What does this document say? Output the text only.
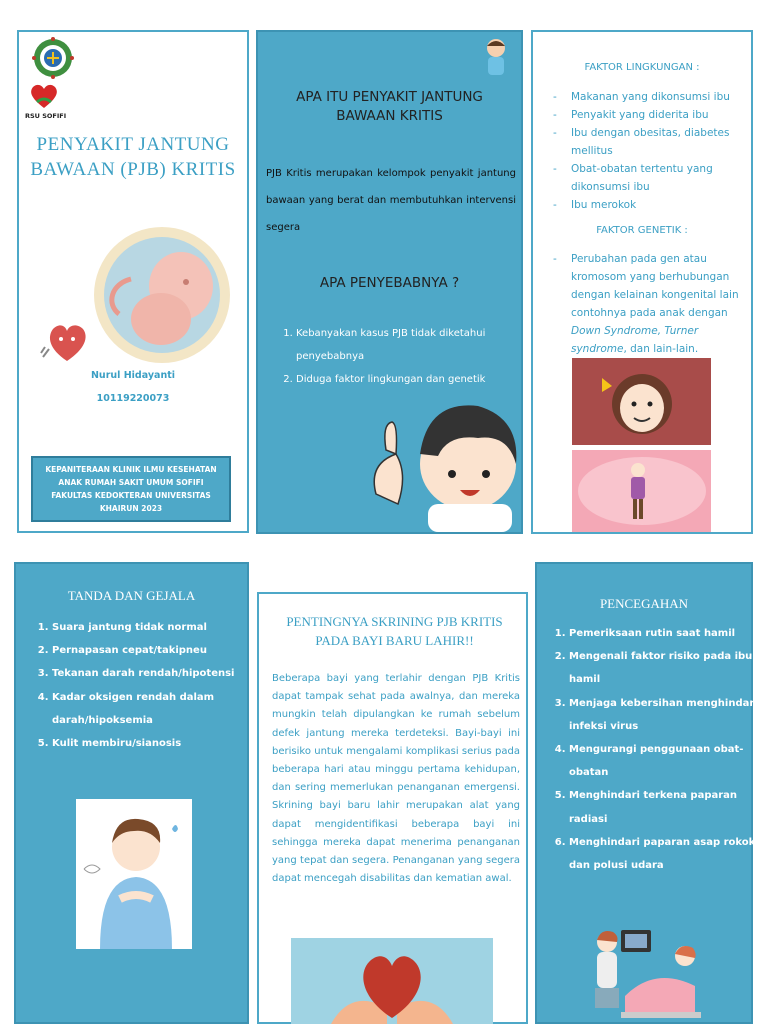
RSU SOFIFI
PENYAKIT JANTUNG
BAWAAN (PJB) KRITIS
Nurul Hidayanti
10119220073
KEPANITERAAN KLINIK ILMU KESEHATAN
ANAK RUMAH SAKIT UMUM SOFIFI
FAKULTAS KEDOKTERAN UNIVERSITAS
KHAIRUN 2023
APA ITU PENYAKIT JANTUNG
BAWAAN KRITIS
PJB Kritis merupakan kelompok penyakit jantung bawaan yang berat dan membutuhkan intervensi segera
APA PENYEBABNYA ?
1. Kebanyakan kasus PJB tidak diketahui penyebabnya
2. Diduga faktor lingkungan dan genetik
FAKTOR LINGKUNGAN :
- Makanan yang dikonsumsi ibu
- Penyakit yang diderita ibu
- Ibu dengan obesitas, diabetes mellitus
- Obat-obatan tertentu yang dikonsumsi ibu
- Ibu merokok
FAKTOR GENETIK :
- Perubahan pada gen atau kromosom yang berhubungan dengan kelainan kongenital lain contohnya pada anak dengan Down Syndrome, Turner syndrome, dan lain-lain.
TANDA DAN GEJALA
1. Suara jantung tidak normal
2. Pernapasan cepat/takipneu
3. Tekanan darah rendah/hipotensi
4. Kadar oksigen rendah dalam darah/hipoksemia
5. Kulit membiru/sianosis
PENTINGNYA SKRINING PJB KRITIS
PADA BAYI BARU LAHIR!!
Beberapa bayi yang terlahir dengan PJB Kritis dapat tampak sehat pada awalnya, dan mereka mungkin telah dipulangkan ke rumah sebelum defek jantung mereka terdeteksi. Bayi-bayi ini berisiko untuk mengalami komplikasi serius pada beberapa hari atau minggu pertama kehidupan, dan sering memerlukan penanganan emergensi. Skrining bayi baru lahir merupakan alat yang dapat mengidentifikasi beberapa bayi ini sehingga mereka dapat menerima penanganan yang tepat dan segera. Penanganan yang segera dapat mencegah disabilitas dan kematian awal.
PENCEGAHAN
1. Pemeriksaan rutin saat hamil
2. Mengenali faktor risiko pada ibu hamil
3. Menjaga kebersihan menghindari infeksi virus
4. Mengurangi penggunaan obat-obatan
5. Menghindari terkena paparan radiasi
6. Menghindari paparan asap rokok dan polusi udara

□ □ □ □ □

Take every entry and repeat it verbatim, minus the pictures.

What does this document say? Output the text only.
RSU SOFIFI
PENYAKIT JANTUNG
BAWAAN (PJB) KRITIS
Nurul Hidayanti
10119220073
KEPANITERAAN KLINIK ILMU KESEHATAN
ANAK RUMAH SAKIT UMUM SOFIFI
FAKULTAS KEDOKTERAN UNIVERSITAS
KHAIRUN 2023
APA ITU PENYAKIT JANTUNG
BAWAAN KRITIS
PJB Kritis merupakan kelompok penyakit jantung bawaan yang berat dan membutuhkan intervensi segera
APA PENYEBABNYA ?
1. Kebanyakan kasus PJB tidak diketahui penyebabnya
2. Diduga faktor lingkungan dan genetik
FAKTOR LINGKUNGAN :
- Makanan yang dikonsumsi ibu
- Penyakit yang diderita ibu
- Ibu dengan obesitas, diabetes mellitus
- Obat-obatan tertentu yang dikonsumsi ibu
- Ibu merokok
FAKTOR GENETIK :
- Perubahan pada gen atau kromosom yang berhubungan dengan kelainan kongenital lain contohnya pada anak dengan Down Syndrome, Turner syndrome, dan lain-lain.
TANDA DAN GEJALA
1. Suara jantung tidak normal
2. Pernapasan cepat/takipneu
3. Tekanan darah rendah/hipotensi
4. Kadar oksigen rendah dalam darah/hipoksemia
5. Kulit membiru/sianosis
PENTINGNYA SKRINING PJB KRITIS
PADA BAYI BARU LAHIR!!
Beberapa bayi yang terlahir dengan PJB Kritis dapat tampak sehat pada awalnya, dan mereka mungkin telah dipulangkan ke rumah sebelum defek jantung mereka terdeteksi. Bayi-bayi ini berisiko untuk mengalami komplikasi serius pada beberapa hari atau minggu pertama kehidupan, dan sering memerlukan penanganan emergensi. Skrining bayi baru lahir merupakan alat yang dapat mengidentifikasi beberapa bayi ini sehingga mereka dapat menerima penanganan yang tepat dan segera. Penanganan yang segera dapat mencegah disabilitas dan kematian awal.
PENCEGAHAN
1. Pemeriksaan rutin saat hamil
2. Mengenali faktor risiko pada ibu hamil
3. Menjaga kebersihan menghindari infeksi virus
4. Mengurangi penggunaan obat-obatan
5. Menghindari terkena paparan radiasi
6. Menghindari paparan asap rokok dan polusi udara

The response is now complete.